§ Task objective
Transcribe every entry below word for word, but skip the pictures.

§ Given records
::::::::::
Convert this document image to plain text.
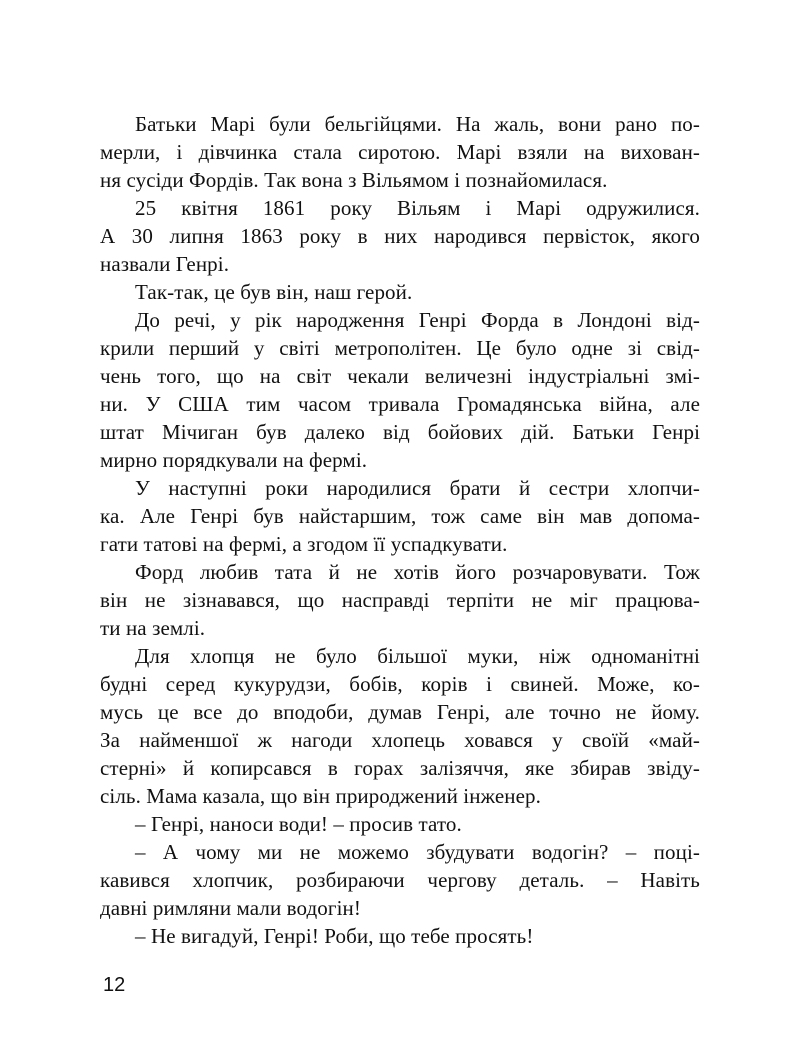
Батьки Марі були бельгійцями. На жаль, вони рано по-
мерли, і дівчинка стала сиротою. Марі взяли на вихован-
ня сусіди Фордів. Так вона з Вільямом і познайомилася.
25 квітня 1861 року Вільям і Марі одружилися.
А 30 липня 1863 року в них народився первісток, якого
назвали Генрі.
Так-так, це був він, наш герой.
До речі, у рік народження Генрі Форда в Лондоні від-
крили перший у світі метрополітен. Це було одне зі свід-
чень того, що на світ чекали величезні індустріальні змі-
ни. У США тим часом тривала Громадянська війна, але
штат Мічиган був далеко від бойових дій. Батьки Генрі
мирно порядкували на фермі.
У наступні роки народилися брати й сестри хлопчи-
ка. Але Генрі був найстаршим, тож саме він мав допома-
гати татові на фермі, а згодом її успадкувати.
Форд любив тата й не хотів його розчаровувати. Тож
він не зізнавався, що насправді терпіти не міг працюва-
ти на землі.
Для хлопця не було більшої муки, ніж одноманітні
будні серед кукурудзи, бобів, корів і свиней. Може, ко-
мусь це все до вподоби, думав Генрі, але точно не йому.
За найменшої ж нагоди хлопець ховався у своїй «май-
стерні» й копирсався в горах залізяччя, яке збирав звіду-
сіль. Мама казала, що він природжений інженер.
– Генрі, наноси води! – просив тато.
– А чому ми не можемо збудувати водогін? – поці-
кавився хлопчик, розбираючи чергову деталь. – Навіть
давні римляни мали водогін!
– Не вигадуй, Генрі! Роби, що тебе просять!
12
::::::::::
§ Response to the task
Convert this document image to plain text.
Батьки Марі були бельгійцями. На жаль, вони рано по-
мерли, і дівчинка стала сиротою. Марі взяли на вихован-
ня сусіди Фордів. Так вона з Вільямом і познайомилася.
25 квітня 1861 року Вільям і Марі одружилися.
А 30 липня 1863 року в них народився первісток, якого
назвали Генрі.
Так-так, це був він, наш герой.
До речі, у рік народження Генрі Форда в Лондоні від-
крили перший у світі метрополітен. Це було одне зі свід-
чень того, що на світ чекали величезні індустріальні змі-
ни. У США тим часом тривала Громадянська війна, але
штат Мічиган був далеко від бойових дій. Батьки Генрі
мирно порядкували на фермі.
У наступні роки народилися брати й сестри хлопчи-
ка. Але Генрі був найстаршим, тож саме він мав допома-
гати татові на фермі, а згодом її успадкувати.
Форд любив тата й не хотів його розчаровувати. Тож
він не зізнавався, що насправді терпіти не міг працюва-
ти на землі.
Для хлопця не було більшої муки, ніж одноманітні
будні серед кукурудзи, бобів, корів і свиней. Може, ко-
мусь це все до вподоби, думав Генрі, але точно не йому.
За найменшої ж нагоди хлопець ховався у своїй «май-
стерні» й копирсався в горах залізяччя, яке збирав звіду-
сіль. Мама казала, що він природжений інженер.
– Генрі, наноси води! – просив тато.
– А чому ми не можемо збудувати водогін? – поці-
кавився хлопчик, розбираючи чергову деталь. – Навіть
давні римляни мали водогін!
– Не вигадуй, Генрі! Роби, що тебе просять!
12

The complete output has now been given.